# WRITTEN INSTRUCTION
In the entries below, find the lines with the word "text" and copy them.

───── STORED DATA

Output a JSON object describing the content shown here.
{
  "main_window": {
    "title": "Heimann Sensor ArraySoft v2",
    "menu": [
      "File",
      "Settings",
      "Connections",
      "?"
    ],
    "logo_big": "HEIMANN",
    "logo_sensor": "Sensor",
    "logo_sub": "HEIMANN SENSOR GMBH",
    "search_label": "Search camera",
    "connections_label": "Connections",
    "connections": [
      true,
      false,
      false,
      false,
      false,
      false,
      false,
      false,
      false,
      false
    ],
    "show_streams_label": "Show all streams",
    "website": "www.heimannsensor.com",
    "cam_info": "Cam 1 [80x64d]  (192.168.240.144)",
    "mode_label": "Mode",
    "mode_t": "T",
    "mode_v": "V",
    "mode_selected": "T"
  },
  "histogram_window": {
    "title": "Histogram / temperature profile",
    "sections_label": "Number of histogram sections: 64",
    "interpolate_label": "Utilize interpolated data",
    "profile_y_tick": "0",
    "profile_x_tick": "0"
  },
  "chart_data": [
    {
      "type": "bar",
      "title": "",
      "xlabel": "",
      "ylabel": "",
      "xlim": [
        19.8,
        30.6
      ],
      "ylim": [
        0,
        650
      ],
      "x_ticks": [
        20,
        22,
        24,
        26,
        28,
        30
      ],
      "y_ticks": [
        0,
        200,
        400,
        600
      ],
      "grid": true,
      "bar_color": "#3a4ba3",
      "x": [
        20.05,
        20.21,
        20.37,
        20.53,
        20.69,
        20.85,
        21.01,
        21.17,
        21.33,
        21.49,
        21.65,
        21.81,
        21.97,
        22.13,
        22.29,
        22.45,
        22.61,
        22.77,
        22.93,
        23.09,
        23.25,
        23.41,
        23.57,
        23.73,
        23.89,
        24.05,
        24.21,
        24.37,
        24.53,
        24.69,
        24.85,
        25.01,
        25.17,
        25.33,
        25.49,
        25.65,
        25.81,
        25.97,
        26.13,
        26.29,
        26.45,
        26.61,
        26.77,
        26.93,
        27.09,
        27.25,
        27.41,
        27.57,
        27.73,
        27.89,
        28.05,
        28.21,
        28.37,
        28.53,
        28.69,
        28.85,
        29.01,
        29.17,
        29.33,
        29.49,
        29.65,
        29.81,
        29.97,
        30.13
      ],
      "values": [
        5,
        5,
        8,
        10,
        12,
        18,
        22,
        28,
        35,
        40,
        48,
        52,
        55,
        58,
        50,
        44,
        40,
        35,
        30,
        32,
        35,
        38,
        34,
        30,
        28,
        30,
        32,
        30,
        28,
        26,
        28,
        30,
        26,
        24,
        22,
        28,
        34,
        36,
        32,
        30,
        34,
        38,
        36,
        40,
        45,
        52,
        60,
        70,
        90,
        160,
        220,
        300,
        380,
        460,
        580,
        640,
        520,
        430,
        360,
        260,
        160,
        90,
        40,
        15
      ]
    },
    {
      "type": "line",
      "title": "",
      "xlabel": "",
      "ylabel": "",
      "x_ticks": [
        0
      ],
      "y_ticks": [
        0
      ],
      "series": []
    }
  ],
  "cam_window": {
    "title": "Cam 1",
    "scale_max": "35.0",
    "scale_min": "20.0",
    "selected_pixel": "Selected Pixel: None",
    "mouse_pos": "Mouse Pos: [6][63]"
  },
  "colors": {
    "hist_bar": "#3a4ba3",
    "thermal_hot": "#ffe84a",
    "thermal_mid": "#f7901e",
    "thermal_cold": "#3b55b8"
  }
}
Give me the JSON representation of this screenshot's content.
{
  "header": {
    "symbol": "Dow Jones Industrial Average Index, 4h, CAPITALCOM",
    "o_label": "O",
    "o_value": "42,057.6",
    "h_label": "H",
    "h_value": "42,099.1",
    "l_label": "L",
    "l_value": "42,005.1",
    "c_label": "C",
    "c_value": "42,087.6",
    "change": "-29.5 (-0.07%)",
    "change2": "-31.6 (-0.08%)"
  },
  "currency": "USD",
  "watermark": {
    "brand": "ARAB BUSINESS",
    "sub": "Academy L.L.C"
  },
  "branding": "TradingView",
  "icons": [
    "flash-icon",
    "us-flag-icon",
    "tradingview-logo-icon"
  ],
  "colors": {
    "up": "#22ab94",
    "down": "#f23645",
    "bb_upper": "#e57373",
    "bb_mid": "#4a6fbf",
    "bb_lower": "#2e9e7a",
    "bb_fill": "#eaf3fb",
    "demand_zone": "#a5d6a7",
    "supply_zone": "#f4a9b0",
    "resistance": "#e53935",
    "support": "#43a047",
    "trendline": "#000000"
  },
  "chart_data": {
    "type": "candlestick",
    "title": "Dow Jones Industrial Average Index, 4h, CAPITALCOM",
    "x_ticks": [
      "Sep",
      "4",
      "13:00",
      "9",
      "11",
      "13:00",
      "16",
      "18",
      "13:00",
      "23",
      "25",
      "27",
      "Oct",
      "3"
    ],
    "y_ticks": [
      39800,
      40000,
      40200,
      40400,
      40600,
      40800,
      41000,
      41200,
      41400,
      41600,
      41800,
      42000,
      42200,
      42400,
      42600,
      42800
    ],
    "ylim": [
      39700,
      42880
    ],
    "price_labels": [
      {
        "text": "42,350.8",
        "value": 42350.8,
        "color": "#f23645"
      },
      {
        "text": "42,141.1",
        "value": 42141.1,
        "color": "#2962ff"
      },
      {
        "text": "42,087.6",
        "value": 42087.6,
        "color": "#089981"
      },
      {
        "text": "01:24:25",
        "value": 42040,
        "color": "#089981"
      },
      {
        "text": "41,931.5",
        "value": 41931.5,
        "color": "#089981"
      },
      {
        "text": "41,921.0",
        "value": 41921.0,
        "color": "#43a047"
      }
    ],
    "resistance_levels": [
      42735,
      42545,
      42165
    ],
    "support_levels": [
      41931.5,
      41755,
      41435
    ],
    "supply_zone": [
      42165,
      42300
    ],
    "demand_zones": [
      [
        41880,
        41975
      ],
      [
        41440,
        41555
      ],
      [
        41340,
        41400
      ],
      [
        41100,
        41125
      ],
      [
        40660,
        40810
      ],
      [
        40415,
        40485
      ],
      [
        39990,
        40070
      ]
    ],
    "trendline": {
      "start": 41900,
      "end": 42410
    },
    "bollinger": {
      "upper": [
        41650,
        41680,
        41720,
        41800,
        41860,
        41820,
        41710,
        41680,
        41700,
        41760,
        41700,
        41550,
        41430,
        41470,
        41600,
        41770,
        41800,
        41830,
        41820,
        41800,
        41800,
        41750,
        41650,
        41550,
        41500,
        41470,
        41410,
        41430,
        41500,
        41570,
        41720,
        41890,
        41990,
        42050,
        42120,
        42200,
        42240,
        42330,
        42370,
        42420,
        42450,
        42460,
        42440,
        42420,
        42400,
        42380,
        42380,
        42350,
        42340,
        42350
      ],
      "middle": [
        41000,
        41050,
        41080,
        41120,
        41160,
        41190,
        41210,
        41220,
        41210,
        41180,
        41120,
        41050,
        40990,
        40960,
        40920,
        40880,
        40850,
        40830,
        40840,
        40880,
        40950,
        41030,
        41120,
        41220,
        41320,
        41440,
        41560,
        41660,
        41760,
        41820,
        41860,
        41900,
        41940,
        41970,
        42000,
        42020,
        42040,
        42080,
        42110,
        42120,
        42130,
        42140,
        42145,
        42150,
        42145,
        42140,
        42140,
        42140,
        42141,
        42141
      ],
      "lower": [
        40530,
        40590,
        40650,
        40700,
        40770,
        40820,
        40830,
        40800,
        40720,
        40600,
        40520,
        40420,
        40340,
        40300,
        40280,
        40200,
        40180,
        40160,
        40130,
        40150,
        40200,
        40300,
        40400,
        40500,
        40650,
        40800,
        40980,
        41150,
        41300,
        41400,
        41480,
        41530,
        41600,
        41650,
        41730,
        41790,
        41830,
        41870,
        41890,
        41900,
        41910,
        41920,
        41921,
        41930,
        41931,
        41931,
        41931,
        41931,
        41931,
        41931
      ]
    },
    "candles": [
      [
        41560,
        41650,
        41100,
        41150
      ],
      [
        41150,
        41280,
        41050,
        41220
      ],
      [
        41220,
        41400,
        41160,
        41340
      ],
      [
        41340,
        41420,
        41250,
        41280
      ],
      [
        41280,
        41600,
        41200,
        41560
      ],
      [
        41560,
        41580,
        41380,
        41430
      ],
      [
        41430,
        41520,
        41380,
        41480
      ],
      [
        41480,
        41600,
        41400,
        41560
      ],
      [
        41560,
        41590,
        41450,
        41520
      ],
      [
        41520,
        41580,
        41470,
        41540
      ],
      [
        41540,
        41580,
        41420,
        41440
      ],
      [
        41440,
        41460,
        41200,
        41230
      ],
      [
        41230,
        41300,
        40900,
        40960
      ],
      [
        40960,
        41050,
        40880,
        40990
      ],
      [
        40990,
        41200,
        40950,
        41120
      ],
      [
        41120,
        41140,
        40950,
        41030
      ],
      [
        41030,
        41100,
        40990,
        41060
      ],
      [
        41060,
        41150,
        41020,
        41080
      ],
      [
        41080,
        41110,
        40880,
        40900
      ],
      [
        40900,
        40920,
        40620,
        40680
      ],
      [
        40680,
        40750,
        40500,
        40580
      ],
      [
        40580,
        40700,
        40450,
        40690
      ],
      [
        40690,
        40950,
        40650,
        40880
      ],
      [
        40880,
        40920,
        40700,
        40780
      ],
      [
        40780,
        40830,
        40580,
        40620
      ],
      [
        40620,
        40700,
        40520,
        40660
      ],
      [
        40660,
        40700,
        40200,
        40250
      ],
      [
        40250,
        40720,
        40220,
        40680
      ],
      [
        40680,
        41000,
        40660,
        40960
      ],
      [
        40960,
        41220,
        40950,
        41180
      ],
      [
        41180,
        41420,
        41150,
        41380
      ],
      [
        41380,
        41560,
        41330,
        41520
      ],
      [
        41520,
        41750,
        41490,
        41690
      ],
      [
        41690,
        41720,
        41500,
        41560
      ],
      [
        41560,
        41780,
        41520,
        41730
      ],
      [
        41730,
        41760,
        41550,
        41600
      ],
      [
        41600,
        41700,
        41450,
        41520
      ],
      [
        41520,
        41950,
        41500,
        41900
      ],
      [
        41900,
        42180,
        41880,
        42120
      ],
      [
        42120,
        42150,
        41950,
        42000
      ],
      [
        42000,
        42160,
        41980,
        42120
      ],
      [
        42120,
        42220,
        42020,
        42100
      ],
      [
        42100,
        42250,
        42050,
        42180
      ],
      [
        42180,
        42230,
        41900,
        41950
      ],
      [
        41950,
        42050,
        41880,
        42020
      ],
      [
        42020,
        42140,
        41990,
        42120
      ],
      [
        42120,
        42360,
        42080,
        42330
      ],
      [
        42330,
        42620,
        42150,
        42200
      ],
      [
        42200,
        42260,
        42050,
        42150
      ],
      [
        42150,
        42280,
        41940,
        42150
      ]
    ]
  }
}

──────────

# RESPONSE
        "text": "42,350.8",
        "text": "42,141.1",
        "text": "42,087.6",
        "text": "01:24:25",
        "text": "41,931.5",
        "text": "41,921.0",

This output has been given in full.